Written request → Echo the records verbatim, starting at the first line and ending at the line that contains "table-cell: 23 875,00: [1125, 938, 1222, 959]", with both ends included.

** START Dataset excerpts **

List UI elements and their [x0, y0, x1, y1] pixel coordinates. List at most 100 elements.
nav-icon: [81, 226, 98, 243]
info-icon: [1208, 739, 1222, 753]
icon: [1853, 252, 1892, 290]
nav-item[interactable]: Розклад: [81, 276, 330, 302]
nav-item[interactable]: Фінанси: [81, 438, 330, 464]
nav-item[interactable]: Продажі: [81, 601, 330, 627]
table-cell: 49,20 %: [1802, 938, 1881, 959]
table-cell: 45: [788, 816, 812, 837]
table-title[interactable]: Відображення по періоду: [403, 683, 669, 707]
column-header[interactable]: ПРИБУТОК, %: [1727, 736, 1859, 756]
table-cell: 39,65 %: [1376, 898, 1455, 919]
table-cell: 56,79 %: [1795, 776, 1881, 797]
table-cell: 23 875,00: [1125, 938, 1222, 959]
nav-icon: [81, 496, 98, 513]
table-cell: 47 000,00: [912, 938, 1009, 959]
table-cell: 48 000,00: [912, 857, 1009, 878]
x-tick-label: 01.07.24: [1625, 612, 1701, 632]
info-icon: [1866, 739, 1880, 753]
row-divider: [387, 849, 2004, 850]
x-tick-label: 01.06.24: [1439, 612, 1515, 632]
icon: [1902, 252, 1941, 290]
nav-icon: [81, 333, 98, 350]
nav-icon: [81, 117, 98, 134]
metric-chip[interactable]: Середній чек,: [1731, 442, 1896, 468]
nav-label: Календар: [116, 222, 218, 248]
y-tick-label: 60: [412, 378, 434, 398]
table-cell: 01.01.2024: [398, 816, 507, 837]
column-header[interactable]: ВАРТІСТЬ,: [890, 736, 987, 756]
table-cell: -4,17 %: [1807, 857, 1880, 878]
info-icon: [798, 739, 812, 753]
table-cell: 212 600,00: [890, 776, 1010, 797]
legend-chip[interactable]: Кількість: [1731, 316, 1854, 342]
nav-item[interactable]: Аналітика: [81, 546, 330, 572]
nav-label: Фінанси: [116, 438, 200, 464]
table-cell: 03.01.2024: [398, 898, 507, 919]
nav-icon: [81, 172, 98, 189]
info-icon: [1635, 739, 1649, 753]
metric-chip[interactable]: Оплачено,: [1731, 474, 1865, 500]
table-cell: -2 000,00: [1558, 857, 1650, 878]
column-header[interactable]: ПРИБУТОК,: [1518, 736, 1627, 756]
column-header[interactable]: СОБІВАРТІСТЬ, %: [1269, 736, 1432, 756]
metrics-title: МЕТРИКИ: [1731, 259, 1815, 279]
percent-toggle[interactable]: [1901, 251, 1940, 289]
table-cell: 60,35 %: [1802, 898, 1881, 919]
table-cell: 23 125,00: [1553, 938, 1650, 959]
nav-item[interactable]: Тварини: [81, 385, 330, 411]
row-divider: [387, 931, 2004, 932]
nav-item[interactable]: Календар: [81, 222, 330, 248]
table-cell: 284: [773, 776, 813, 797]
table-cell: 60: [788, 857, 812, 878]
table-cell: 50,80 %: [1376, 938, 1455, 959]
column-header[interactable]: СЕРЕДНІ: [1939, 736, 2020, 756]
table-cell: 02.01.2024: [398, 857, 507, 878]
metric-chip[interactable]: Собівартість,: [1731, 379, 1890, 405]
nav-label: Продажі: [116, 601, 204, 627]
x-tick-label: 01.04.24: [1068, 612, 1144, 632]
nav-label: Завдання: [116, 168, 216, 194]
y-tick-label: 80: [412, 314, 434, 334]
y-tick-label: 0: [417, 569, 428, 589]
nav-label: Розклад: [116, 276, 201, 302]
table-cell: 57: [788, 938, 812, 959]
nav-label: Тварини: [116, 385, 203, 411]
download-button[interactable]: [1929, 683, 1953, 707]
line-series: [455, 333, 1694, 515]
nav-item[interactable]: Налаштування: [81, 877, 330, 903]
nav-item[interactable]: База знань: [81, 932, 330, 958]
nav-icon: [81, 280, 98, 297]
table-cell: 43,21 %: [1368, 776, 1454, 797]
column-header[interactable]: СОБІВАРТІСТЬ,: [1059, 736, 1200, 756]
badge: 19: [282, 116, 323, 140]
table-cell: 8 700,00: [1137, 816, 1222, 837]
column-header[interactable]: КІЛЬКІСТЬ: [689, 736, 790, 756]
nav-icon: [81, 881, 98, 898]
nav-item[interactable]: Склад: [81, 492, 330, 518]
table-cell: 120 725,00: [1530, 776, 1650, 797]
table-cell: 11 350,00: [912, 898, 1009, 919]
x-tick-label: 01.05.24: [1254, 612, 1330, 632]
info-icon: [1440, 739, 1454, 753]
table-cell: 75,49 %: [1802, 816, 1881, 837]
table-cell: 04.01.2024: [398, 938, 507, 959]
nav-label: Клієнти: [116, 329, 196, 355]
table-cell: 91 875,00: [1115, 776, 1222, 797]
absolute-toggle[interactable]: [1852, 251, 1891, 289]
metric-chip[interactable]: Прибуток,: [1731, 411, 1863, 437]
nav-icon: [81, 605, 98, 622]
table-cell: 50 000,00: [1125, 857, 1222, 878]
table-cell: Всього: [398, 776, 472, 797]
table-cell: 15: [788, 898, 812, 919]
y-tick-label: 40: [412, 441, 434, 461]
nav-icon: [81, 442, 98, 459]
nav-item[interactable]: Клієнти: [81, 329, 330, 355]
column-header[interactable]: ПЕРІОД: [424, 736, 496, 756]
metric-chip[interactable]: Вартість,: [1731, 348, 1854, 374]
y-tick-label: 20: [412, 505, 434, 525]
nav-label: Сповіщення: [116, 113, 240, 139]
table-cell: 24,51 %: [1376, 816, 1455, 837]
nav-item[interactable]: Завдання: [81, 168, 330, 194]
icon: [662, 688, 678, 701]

** END Dataset excerpts **

Finished answer →
List UI elements and their [x0, y0, x1, y1] pixel coordinates. List at most 100 elements.
nav-icon: [81, 226, 98, 243]
info-icon: [1208, 739, 1222, 753]
icon: [1853, 252, 1892, 290]
nav-item[interactable]: Розклад: [81, 276, 330, 302]
nav-item[interactable]: Фінанси: [81, 438, 330, 464]
nav-item[interactable]: Продажі: [81, 601, 330, 627]
table-cell: 49,20 %: [1802, 938, 1881, 959]
table-cell: 45: [788, 816, 812, 837]
table-title[interactable]: Відображення по періоду: [403, 683, 669, 707]
column-header[interactable]: ПРИБУТОК, %: [1727, 736, 1859, 756]
table-cell: 39,65 %: [1376, 898, 1455, 919]
table-cell: 56,79 %: [1795, 776, 1881, 797]
table-cell: 23 875,00: [1125, 938, 1222, 959]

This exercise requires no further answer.